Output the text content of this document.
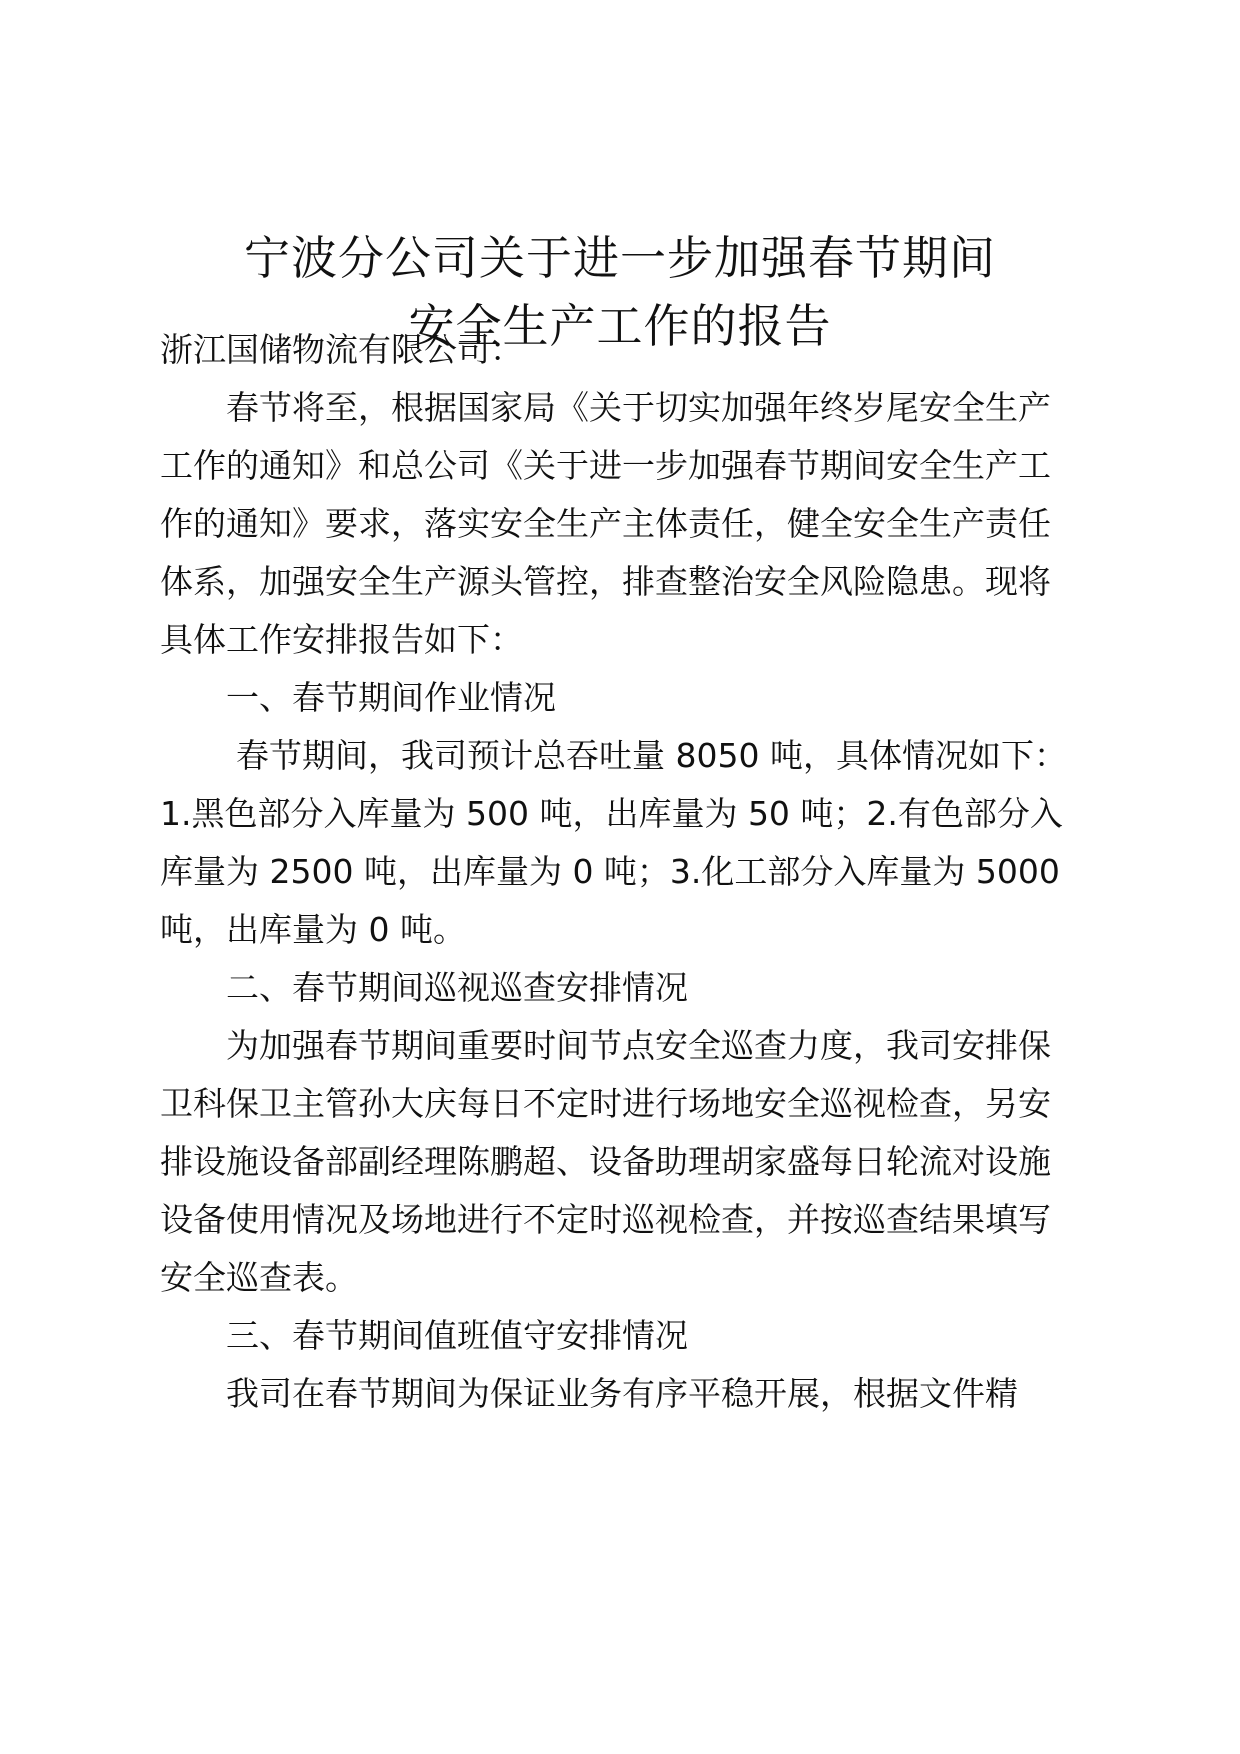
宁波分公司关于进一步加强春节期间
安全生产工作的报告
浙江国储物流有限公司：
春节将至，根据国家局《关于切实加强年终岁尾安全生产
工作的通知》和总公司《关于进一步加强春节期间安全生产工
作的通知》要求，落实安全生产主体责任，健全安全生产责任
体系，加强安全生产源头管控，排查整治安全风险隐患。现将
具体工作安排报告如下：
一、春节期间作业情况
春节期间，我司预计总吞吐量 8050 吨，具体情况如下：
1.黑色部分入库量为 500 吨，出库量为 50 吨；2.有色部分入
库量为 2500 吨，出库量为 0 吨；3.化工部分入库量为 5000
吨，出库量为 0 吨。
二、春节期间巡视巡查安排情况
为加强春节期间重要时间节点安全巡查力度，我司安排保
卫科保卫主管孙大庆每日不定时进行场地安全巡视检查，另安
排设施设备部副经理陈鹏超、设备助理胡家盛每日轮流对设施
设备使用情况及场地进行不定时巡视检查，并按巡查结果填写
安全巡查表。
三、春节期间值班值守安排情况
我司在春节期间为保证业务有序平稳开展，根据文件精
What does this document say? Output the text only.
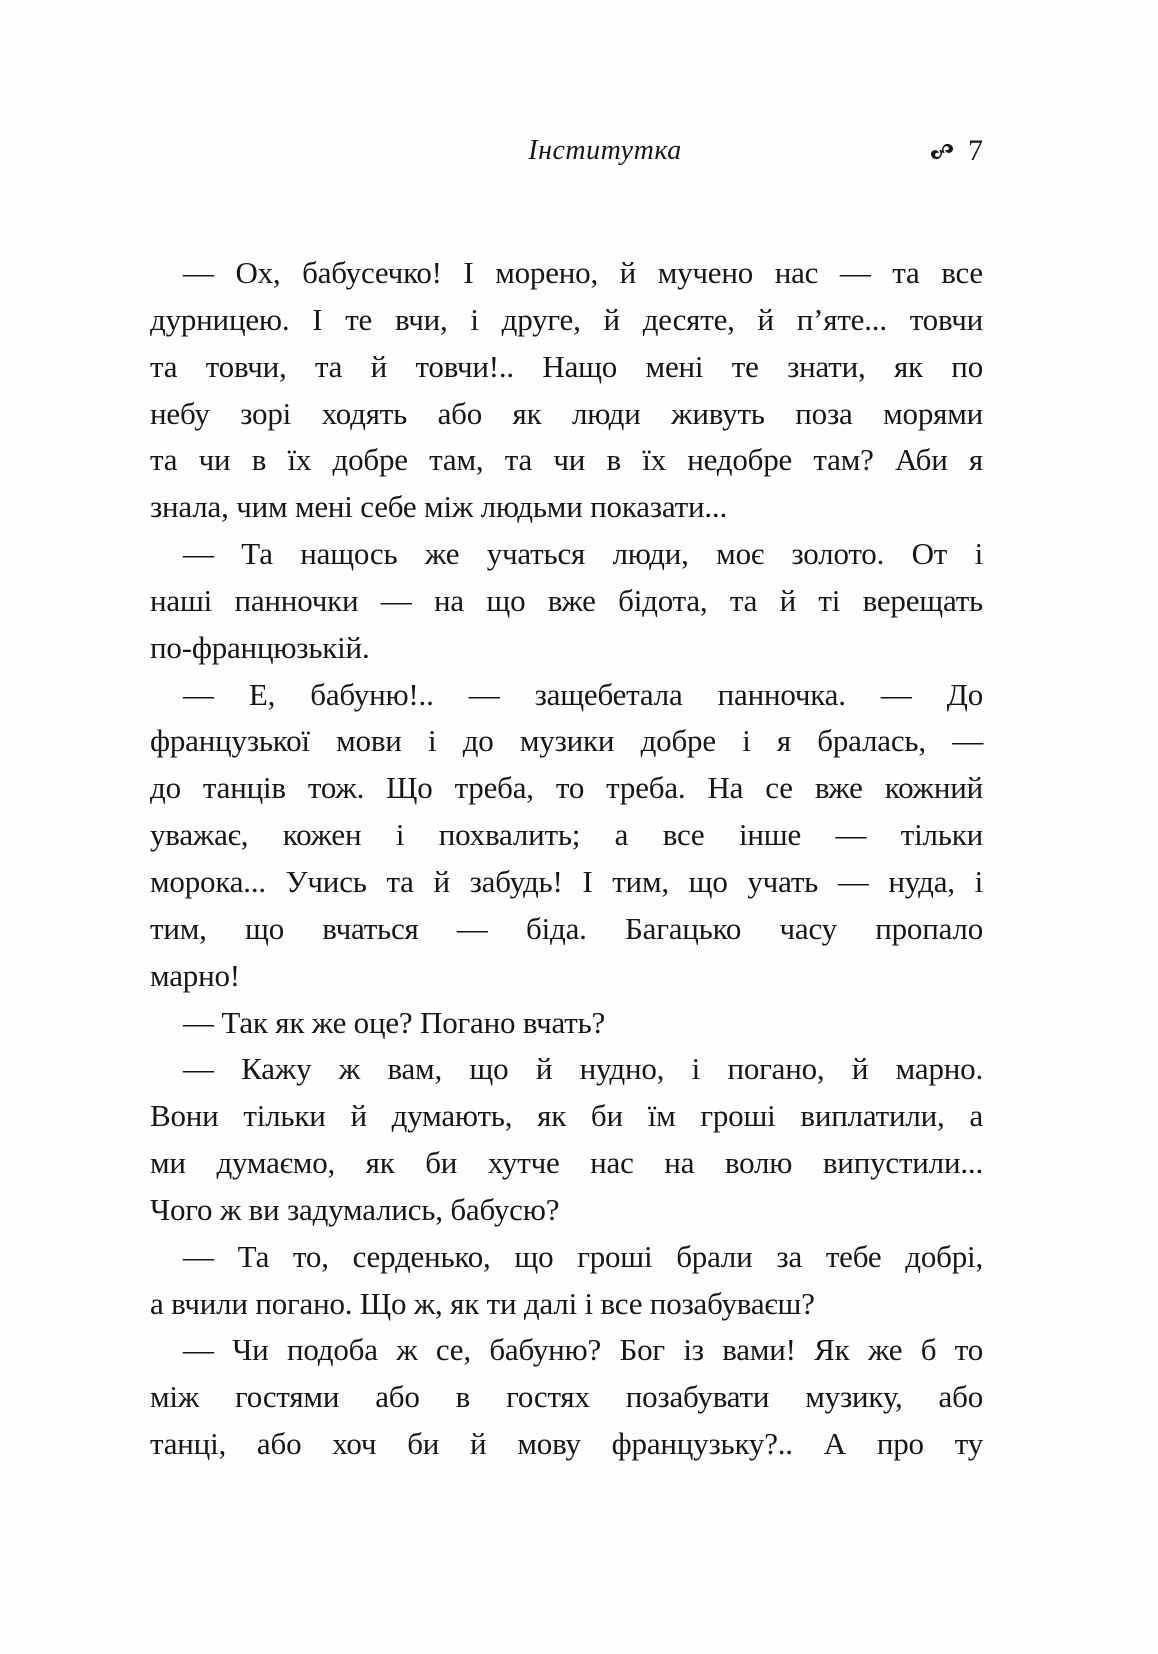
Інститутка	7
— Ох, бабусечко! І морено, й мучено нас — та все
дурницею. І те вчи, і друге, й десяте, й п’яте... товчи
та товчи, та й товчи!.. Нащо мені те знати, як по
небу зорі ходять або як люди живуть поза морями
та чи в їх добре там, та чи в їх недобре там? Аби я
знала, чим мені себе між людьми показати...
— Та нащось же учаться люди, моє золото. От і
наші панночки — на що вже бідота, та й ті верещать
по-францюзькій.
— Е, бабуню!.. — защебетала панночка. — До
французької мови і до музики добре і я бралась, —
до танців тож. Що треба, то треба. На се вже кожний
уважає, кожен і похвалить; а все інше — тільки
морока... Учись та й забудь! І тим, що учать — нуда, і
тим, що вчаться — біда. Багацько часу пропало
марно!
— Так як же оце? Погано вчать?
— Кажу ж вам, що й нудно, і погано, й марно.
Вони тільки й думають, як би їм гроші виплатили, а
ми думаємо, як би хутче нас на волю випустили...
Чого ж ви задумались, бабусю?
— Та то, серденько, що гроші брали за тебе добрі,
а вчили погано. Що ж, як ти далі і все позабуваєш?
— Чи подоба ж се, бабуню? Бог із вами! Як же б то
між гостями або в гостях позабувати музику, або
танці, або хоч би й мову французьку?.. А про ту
_ _ _ _
Count the lines that hold the string "марно" and state that number alone.

2